Dataset extract:
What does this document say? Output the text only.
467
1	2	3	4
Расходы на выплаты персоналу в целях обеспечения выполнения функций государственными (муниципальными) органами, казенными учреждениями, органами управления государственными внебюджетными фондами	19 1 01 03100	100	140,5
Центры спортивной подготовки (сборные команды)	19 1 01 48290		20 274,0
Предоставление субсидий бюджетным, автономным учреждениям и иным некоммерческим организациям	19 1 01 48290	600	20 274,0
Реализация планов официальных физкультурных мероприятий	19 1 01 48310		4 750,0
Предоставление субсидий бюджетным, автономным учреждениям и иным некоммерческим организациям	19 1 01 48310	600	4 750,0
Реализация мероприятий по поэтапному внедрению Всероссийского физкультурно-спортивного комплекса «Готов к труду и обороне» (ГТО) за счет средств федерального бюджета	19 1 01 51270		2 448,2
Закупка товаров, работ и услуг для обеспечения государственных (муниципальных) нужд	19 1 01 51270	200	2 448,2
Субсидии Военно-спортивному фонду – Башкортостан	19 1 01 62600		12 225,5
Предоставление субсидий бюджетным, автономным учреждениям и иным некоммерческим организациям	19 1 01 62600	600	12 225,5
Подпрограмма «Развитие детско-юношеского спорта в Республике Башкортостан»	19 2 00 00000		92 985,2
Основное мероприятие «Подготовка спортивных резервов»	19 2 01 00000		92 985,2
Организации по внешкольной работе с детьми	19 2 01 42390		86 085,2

What to work on: From the listing above, pick out every line containing "мероприятий".

The reply:
Реализация планов официальных физкультурных мероприятий	19 1 01 48310		4 750,0
Реализация мероприятий по поэтапному внедрению Всероссийского физкультурно-спортивного комплекса «Готов к труду и обороне» (ГТО) за счет средств федерального бюджета	19 1 01 51270		2 448,2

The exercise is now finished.